Job — Output the lines of the items from the line with "x-tick-label: 1 [225,595,239,625]" to the line with "x-tick-label: 5 [627,595,641,625]" as a Markdown table with the columns Position and Text, skipping any blank lines.

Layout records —
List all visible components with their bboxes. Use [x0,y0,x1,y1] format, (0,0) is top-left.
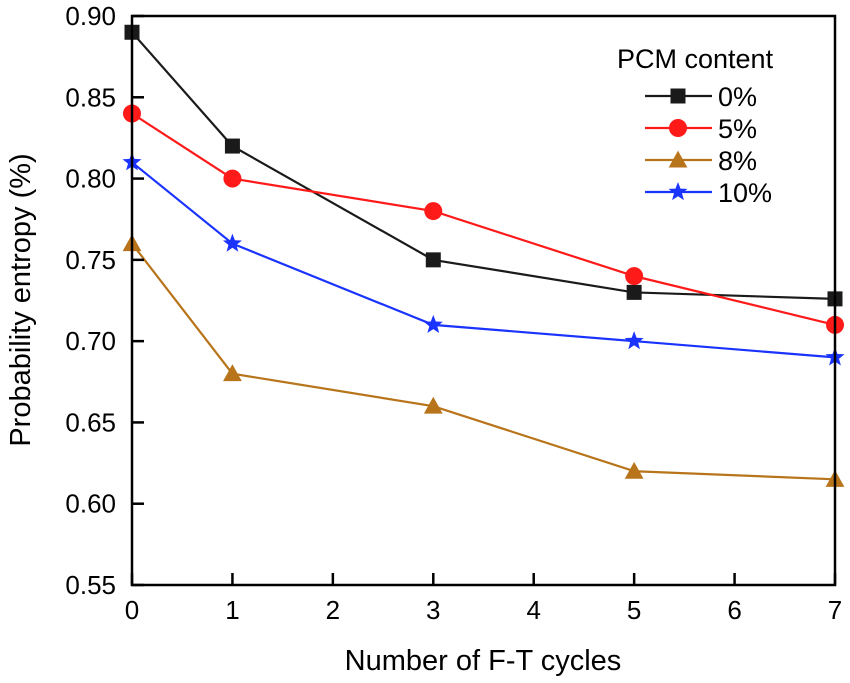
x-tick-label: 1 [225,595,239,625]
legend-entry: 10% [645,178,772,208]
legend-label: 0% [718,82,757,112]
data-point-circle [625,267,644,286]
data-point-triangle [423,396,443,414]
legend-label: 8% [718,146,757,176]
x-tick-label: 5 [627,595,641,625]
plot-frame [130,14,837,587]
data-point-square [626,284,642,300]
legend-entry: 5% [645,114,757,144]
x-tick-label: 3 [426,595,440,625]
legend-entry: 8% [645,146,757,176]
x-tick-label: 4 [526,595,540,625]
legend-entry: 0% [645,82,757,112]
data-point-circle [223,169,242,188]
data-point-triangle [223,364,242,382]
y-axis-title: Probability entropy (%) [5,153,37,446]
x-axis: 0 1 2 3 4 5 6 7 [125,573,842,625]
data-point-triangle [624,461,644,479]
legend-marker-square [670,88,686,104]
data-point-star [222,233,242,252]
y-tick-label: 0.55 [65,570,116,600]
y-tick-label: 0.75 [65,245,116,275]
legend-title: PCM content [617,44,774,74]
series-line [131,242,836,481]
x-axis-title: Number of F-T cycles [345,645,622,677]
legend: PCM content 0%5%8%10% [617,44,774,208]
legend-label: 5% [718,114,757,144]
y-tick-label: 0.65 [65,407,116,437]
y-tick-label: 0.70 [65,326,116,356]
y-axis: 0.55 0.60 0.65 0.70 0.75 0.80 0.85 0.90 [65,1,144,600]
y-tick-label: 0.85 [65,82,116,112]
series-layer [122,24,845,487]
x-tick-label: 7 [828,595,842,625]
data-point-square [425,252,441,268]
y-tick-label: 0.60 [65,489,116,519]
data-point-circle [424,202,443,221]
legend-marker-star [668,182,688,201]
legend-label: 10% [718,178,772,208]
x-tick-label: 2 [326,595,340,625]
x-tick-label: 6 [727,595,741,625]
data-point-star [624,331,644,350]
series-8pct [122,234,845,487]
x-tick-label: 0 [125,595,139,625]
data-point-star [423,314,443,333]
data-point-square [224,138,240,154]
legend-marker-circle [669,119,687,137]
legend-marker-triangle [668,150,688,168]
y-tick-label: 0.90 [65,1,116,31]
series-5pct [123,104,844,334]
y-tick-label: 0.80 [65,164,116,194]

--

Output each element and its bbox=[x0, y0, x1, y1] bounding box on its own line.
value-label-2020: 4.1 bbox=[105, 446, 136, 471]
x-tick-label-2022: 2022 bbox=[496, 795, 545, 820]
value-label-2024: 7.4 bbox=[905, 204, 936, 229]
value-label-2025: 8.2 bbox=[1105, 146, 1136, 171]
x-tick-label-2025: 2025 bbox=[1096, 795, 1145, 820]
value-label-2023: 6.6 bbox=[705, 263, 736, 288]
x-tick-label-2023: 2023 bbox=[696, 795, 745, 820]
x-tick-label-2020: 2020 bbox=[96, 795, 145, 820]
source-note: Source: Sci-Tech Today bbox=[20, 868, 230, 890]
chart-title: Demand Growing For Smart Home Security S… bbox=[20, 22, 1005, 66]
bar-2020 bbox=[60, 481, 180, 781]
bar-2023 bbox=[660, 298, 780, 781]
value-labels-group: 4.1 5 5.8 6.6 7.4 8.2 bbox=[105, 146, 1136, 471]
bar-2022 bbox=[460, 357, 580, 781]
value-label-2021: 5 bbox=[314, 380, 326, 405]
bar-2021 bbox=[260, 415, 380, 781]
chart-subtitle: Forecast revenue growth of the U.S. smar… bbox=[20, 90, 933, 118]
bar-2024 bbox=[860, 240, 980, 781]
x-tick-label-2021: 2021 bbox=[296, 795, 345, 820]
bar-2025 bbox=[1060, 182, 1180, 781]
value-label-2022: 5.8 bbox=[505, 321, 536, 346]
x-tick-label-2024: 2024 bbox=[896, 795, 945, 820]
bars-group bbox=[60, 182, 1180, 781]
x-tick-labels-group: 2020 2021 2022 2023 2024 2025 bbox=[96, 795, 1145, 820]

---

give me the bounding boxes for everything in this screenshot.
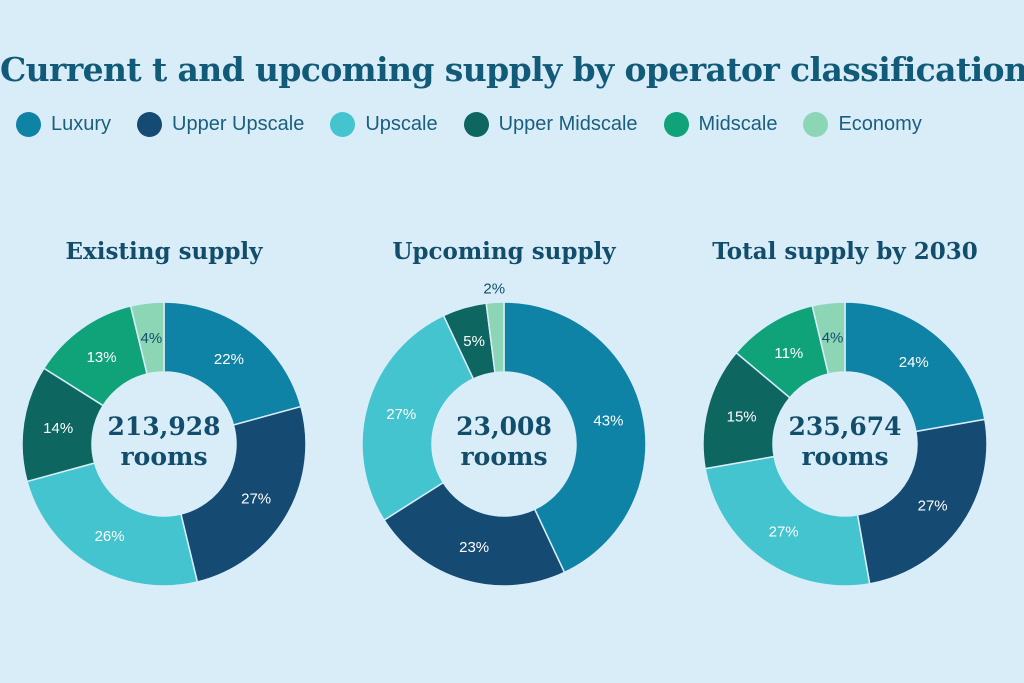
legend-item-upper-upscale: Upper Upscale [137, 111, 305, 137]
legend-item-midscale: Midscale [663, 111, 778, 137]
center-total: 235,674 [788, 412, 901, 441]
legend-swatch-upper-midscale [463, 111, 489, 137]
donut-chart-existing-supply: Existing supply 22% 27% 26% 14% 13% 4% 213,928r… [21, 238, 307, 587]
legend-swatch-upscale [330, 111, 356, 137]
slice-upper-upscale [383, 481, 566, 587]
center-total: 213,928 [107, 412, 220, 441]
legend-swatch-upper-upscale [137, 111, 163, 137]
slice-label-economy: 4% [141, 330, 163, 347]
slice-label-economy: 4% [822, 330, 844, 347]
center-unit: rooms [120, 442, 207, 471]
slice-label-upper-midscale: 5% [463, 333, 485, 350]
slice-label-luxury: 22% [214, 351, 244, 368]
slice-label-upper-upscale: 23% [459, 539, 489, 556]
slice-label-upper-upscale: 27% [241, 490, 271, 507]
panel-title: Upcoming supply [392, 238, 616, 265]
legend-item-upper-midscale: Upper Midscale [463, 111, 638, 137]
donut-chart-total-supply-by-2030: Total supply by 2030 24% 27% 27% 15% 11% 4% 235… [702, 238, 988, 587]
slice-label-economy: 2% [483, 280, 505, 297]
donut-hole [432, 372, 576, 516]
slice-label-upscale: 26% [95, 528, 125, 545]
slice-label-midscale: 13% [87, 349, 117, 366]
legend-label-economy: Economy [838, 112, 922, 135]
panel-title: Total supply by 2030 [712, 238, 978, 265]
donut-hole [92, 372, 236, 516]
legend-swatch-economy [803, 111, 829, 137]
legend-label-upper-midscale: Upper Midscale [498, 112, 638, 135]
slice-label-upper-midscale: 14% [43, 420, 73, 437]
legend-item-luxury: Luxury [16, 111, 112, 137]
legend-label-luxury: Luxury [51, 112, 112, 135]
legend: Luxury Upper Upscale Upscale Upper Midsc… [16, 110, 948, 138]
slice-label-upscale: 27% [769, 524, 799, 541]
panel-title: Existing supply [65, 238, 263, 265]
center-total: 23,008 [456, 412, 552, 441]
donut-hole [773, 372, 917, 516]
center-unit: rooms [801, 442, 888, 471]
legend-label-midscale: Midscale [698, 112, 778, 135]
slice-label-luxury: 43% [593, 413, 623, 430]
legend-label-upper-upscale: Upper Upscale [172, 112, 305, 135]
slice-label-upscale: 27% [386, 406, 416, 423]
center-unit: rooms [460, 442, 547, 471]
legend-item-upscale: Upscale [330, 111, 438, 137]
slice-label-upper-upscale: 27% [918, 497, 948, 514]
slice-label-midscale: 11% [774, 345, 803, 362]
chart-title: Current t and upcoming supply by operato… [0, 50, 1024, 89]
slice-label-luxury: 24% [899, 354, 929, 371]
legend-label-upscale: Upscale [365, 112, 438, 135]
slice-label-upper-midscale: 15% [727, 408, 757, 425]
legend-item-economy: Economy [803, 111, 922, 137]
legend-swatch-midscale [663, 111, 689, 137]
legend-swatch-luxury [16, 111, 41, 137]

Exercise answer —
| Position | Text |
|---|---|
| 1 | x-tick-label: 1 [225,595,239,625] |
| 2 | legend-entry: 10% [645,178,772,208] |
| 3 | legend-label: 0% [718,82,757,112] |
| 4 | data-point-circle [625,267,644,286] |
| 5 | data-point-triangle [423,396,443,414] |
| 6 | legend-label: 8% [718,146,757,176] |
| 7 | x-tick-label: 5 [627,595,641,625] |